- **EXCERPT TO READ**
☆ ☆ ☆ ☆ ☆
# Foolish mistake (screws through the benchtop)



## Murdock (Aug 7, 2011)

I attempted to attached the top of my new workbench tonight and now have screws sticking up through it, the pointy end.

I used pocket holes from the bottom with 2.5" screws, the rails are fir 2x and the top is 2 layers of 3/4 plywood.

I did several test pieces before I began and should have had the screws ending 1/4" before coming through but it turns out that the rail material was softer than I expected and I ended up driving the screws all the way through the top and now they stick out by 1/8 and 1/4 inches. Of course I had the whole unit upside down while doing this so I didn't notice it until I turned it over and cut myself on one of the screws.

If I back out each of the screws and put a shorter one in the same hole can I expect it to hold, or will the hole be large from the original screw?


----------



## rance (Sep 30, 2009)

I'd certainly try replacing them with shorter screws. If the holes can't be HEALED, then you may be adding a new 'feature' on the other side. Oh, and for that softer material, soak the material with CA glue to harden it up a bit after removing the long screw & healing the holes, but before installing the shorter screws.

Hey, little butterfly inlays might look right nice on that top.


----------



## tomd (Jan 29, 2008)

Slip a sliver of softwood into the holes after you remove the long screws to take up any slack.


----------



## ocwoodworker (Mar 5, 2010)

The tapered tip is only a short portion of the screw. You should be able to shorten the screw and not have a problem.
If you find that it is too loose you could always ream the hole and insert a glued dowel and then re-drill the hole. Hope it all works out.

Cheers


----------



## Murdock (Aug 7, 2011)

Thanks for the help guys, I am going to pick up the shorter screws tomorrow and give it a go.


----------



## Loren (May 30, 2008)

Bolt cutters are useful for shortening screws. In cabinet work, screws are
needed in such fine increments for so many specific applications, it is hard
to keep all sizes on hand and some very useful screws aren't available at 
normal hardware stores. Thus the art of screw-cutting. As long as you've
got a pilot hole, the screw doesn't need a pointy end.


----------



## saddletramp (Mar 6, 2011)

Can you go with a shorter, one size larger screw?


----------



## Murdock (Aug 7, 2011)

Loren - good idea but no bolt cutters

Saddletramp - Also a good idea, I'll see what they have for diameters at the local hardware.

Thanks


----------



## Loren (May 30, 2008)

Hardened screws can usually be broken off pretty easily as well, in
a pinch. This comes up on installations and other jobsite work often
enough.


----------



## Sawkerf (Dec 31, 2009)

Sounds like you over-drove your screws. Did you lower the setting of the drill clutch? I usually set mine to 12 - 14 depending on the hardness of the wood. You want the screws to seat firmly, and then stop.

Were you using the right pocket screws? The Kreg system uses truss head screws (the screw heads look like they have a washer). I once tried to use a different type of pocket screw and had a problem similar to yours.

You can probably save your work by backing out the screws, gluing a filler like a matchstick into the threaded part of the hole, and carefully re-driving your screws.


----------



## Murdock (Aug 7, 2011)

Sawkerf
I no doubt over-drove the screws. The clutch on my drill is stiff so I had it set to 8, but it never triggered, I stopped when it "snugged up"
☆ ☆ ☆ ☆ ☆
- **BRIEF A**
Quote the forum thread on screws poking through a benchtop, beginning at the words "I'd certainly try" and ending after "up any slack.".
The rows and the forum thread come from different sources.

- **INPUT MATERIAL**
☆ ☆ ☆ ☆ ☆
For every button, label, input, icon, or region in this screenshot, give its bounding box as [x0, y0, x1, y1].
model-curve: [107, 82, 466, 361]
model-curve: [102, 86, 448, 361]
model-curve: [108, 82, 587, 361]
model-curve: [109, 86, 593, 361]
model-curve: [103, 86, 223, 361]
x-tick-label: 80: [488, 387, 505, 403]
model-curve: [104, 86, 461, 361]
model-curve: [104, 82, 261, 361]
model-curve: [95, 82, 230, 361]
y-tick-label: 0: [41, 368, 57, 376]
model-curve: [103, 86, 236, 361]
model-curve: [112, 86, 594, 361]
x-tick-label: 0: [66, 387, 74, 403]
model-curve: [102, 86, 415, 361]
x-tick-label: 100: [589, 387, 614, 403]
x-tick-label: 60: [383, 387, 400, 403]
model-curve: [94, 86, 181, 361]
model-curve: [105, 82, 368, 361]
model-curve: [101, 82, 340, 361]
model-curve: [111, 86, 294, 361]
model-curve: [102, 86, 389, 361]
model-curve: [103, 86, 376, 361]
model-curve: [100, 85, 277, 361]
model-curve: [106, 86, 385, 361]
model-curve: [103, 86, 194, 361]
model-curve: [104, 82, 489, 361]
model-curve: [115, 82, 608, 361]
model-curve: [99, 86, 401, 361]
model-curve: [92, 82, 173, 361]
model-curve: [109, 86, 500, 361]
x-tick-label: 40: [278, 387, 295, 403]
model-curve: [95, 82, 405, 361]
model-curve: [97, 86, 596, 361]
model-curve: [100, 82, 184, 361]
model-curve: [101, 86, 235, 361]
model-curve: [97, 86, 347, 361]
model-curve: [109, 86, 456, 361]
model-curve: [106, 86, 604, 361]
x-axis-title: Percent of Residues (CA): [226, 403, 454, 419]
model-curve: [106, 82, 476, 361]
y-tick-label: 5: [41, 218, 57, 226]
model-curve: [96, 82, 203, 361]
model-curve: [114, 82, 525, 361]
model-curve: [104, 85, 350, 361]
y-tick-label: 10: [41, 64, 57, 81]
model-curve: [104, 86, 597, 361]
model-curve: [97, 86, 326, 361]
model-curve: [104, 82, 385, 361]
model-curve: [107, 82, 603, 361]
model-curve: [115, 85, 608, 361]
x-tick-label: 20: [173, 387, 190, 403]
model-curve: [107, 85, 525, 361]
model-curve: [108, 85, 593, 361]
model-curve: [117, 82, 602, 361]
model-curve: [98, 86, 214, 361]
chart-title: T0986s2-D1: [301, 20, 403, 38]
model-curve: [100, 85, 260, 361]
☆ ☆ ☆ ☆ ☆
- **BRIEF B**
Take the rows from the first one through the row containing "model-curve: [104, 86, 461, 361]", and swap "x-tick-label" for "x-axis-label". Return only those rows, changed in nothing else.

- **FINAL RESULT A**
I'd certainly try replacing them with shorter screws. If the holes can't be HEALED, then you may be adding a new 'feature' on the other side. Oh, and for that softer material, soak the material with CA glue to harden it up a bit after removing the long screw & healing the holes, but before installing the shorter screws.

Hey, little butterfly inlays might look right nice on that top.


----------



## tomd (Jan 29, 2008)

Slip a sliver of softwood into the holes after you remove the long screws to take up any slack.

- **FINAL RESULT B**
For every button, label, input, icon, or region in this screenshot, give its bounding box as [x0, y0, x1, y1].
model-curve: [107, 82, 466, 361]
model-curve: [102, 86, 448, 361]
model-curve: [108, 82, 587, 361]
model-curve: [109, 86, 593, 361]
model-curve: [103, 86, 223, 361]
x-axis-label: 80: [488, 387, 505, 403]
model-curve: [104, 86, 461, 361]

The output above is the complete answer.